### TASK DESCRIPTION:
Which lines have the string "once"? Copy all of them from the entries below.

### MATERIAL PROVIDED:
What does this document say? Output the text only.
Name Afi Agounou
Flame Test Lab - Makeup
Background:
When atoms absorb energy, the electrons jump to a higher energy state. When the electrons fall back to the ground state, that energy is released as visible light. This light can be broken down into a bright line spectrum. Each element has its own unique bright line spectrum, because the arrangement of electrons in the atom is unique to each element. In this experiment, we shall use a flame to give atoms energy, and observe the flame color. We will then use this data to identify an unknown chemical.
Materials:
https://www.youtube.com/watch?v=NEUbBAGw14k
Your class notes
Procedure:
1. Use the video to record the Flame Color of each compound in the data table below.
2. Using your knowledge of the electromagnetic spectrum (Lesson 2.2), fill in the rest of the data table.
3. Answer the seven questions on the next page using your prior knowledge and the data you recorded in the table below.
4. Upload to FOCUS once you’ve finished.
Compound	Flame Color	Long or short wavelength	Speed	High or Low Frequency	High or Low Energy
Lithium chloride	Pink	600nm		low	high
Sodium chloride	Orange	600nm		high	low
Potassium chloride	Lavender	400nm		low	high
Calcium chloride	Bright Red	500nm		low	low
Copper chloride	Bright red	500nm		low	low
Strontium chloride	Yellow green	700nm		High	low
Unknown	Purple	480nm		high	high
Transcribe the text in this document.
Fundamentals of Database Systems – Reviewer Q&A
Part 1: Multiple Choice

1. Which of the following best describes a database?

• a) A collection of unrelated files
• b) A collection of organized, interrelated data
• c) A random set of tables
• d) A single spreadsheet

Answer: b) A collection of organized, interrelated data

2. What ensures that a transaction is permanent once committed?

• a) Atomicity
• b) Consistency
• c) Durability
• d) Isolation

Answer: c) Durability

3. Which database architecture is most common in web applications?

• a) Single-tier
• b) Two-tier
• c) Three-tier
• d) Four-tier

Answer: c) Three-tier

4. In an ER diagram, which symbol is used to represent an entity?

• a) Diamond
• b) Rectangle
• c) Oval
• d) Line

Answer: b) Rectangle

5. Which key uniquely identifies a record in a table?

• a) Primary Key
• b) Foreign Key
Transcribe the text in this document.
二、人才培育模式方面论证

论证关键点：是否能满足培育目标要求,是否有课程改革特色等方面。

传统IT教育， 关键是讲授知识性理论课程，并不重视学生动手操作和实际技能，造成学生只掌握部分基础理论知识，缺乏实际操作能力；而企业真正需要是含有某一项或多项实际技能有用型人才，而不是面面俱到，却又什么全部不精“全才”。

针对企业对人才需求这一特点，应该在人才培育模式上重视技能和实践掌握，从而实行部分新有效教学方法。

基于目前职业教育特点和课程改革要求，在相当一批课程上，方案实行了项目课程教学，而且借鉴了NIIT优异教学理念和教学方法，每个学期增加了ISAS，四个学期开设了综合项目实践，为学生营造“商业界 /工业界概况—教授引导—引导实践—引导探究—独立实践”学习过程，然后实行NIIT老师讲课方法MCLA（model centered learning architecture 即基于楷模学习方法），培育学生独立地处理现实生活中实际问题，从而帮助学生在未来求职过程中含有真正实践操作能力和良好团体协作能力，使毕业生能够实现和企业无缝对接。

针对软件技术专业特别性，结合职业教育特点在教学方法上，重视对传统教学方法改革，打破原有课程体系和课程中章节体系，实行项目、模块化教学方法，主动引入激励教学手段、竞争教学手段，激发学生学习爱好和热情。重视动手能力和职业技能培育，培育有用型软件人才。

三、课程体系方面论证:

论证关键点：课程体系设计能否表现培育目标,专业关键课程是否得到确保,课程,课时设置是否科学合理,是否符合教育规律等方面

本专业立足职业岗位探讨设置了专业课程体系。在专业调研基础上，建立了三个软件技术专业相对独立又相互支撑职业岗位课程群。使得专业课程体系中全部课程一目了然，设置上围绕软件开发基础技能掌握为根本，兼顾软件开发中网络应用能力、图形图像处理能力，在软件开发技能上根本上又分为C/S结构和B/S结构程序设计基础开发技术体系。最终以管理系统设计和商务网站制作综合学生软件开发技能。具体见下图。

### RESPONSE TO THE TASK:
4. Upload to FOCUS once you’ve finished.
2. What ensures that a transaction is permanent once committed?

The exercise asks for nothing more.